### Stored items
--- --- ---

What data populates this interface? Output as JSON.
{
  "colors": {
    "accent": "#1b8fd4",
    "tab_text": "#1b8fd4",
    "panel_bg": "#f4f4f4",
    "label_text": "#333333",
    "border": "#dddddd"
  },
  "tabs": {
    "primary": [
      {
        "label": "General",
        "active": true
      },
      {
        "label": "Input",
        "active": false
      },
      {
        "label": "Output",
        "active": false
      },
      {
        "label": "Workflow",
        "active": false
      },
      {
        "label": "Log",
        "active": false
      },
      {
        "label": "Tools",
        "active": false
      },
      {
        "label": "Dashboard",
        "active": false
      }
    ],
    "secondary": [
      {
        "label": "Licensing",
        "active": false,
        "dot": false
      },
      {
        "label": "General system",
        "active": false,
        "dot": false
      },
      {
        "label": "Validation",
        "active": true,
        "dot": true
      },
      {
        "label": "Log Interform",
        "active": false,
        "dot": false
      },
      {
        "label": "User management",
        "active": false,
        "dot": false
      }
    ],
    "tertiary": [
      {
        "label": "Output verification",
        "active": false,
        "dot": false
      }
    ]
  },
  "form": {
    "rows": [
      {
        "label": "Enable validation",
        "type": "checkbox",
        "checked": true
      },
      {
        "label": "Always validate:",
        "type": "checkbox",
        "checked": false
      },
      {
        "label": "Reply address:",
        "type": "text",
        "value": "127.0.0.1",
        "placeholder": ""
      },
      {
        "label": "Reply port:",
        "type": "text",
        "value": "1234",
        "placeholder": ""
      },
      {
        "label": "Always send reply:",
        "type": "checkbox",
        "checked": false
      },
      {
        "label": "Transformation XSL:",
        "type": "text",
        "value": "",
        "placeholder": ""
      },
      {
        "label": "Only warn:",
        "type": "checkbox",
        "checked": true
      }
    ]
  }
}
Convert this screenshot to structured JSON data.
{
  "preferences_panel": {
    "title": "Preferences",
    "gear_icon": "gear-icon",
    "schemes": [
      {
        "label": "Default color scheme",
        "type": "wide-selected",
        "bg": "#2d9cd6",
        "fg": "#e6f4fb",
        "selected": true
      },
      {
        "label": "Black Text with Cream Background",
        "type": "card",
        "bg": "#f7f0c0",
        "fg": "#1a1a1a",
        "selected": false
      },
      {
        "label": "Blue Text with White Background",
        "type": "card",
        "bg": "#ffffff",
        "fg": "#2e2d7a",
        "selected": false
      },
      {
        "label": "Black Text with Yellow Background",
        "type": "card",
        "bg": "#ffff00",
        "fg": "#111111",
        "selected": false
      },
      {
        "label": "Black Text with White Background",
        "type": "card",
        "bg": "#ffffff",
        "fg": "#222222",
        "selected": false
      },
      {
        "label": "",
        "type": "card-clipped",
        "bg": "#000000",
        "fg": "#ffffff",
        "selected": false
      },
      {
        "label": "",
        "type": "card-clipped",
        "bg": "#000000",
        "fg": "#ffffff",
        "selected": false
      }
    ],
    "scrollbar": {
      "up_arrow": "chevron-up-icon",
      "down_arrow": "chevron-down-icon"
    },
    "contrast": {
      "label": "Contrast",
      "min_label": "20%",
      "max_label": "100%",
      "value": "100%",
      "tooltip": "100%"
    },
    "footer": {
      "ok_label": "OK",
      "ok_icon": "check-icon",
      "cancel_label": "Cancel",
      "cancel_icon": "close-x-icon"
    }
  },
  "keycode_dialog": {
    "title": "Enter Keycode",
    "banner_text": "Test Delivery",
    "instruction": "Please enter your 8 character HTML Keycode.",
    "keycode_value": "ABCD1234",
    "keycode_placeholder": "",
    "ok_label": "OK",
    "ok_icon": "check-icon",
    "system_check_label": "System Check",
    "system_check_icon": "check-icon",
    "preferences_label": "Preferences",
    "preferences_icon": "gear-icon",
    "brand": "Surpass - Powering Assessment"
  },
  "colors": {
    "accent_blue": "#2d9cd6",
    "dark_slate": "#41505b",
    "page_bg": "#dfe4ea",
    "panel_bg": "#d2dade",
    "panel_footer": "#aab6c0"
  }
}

--- --- ---

### Problem description
Output the full listing without altering anything.

### Solution to the problem
What data populates this interface? Output as JSON.
{
  "colors": {
    "accent": "#1b8fd4",
    "tab_text": "#1b8fd4",
    "panel_bg": "#f4f4f4",
    "label_text": "#333333",
    "border": "#dddddd"
  },
  "tabs": {
    "primary": [
      {
        "label": "General",
        "active": true
      },
      {
        "label": "Input",
        "active": false
      },
      {
        "label": "Output",
        "active": false
      },
      {
        "label": "Workflow",
        "active": false
      },
      {
        "label": "Log",
        "active": false
      },
      {
        "label": "Tools",
        "active": false
      },
      {
        "label": "Dashboard",
        "active": false
      }
    ],
    "secondary": [
      {
        "label": "Licensing",
        "active": false,
        "dot": false
      },
      {
        "label": "General system",
        "active": false,
        "dot": false
      },
      {
        "label": "Validation",
        "active": true,
        "dot": true
      },
      {
        "label": "Log Interform",
        "active": false,
        "dot": false
      },
      {
        "label": "User management",
        "active": false,
        "dot": false
      }
    ],
    "tertiary": [
      {
        "label": "Output verification",
        "active": false,
        "dot": false
      }
    ]
  },
  "form": {
    "rows": [
      {
        "label": "Enable validation",
        "type": "checkbox",
        "checked": true
      },
      {
        "label": "Always validate:",
        "type": "checkbox",
        "checked": false
      },
      {
        "label": "Reply address:",
        "type": "text",
        "value": "127.0.0.1",
        "placeholder": ""
      },
      {
        "label": "Reply port:",
        "type": "text",
        "value": "1234",
        "placeholder": ""
      },
      {
        "label": "Always send reply:",
        "type": "checkbox",
        "checked": false
      },
      {
        "label": "Transformation XSL:",
        "type": "text",
        "value": "",
        "placeholder": ""
      },
      {
        "label": "Only warn:",
        "type": "checkbox",
        "checked": true
      }
    ]
  }
}
Convert this screenshot to structured JSON data.
{
  "preferences_panel": {
    "title": "Preferences",
    "gear_icon": "gear-icon",
    "schemes": [
      {
        "label": "Default color scheme",
        "type": "wide-selected",
        "bg": "#2d9cd6",
        "fg": "#e6f4fb",
        "selected": true
      },
      {
        "label": "Black Text with Cream Background",
        "type": "card",
        "bg": "#f7f0c0",
        "fg": "#1a1a1a",
        "selected": false
      },
      {
        "label": "Blue Text with White Background",
        "type": "card",
        "bg": "#ffffff",
        "fg": "#2e2d7a",
        "selected": false
      },
      {
        "label": "Black Text with Yellow Background",
        "type": "card",
        "bg": "#ffff00",
        "fg": "#111111",
        "selected": false
      },
      {
        "label": "Black Text with White Background",
        "type": "card",
        "bg": "#ffffff",
        "fg": "#222222",
        "selected": false
      },
      {
        "label": "",
        "type": "card-clipped",
        "bg": "#000000",
        "fg": "#ffffff",
        "selected": false
      },
      {
        "label": "",
        "type": "card-clipped",
        "bg": "#000000",
        "fg": "#ffffff",
        "selected": false
      }
    ],
    "scrollbar": {
      "up_arrow": "chevron-up-icon",
      "down_arrow": "chevron-down-icon"
    },
    "contrast": {
      "label": "Contrast",
      "min_label": "20%",
      "max_label": "100%",
      "value": "100%",
      "tooltip": "100%"
    },
    "footer": {
      "ok_label": "OK",
      "ok_icon": "check-icon",
      "cancel_label": "Cancel",
      "cancel_icon": "close-x-icon"
    }
  },
  "keycode_dialog": {
    "title": "Enter Keycode",
    "banner_text": "Test Delivery",
    "instruction": "Please enter your 8 character HTML Keycode.",
    "keycode_value": "ABCD1234",
    "keycode_placeholder": "",
    "ok_label": "OK",
    "ok_icon": "check-icon",
    "system_check_label": "System Check",
    "system_check_icon": "check-icon",
    "preferences_label": "Preferences",
    "preferences_icon": "gear-icon",
    "brand": "Surpass - Powering Assessment"
  },
  "colors": {
    "accent_blue": "#2d9cd6",
    "dark_slate": "#41505b",
    "page_bg": "#dfe4ea",
    "panel_bg": "#d2dade",
    "panel_footer": "#aab6c0"
  }
}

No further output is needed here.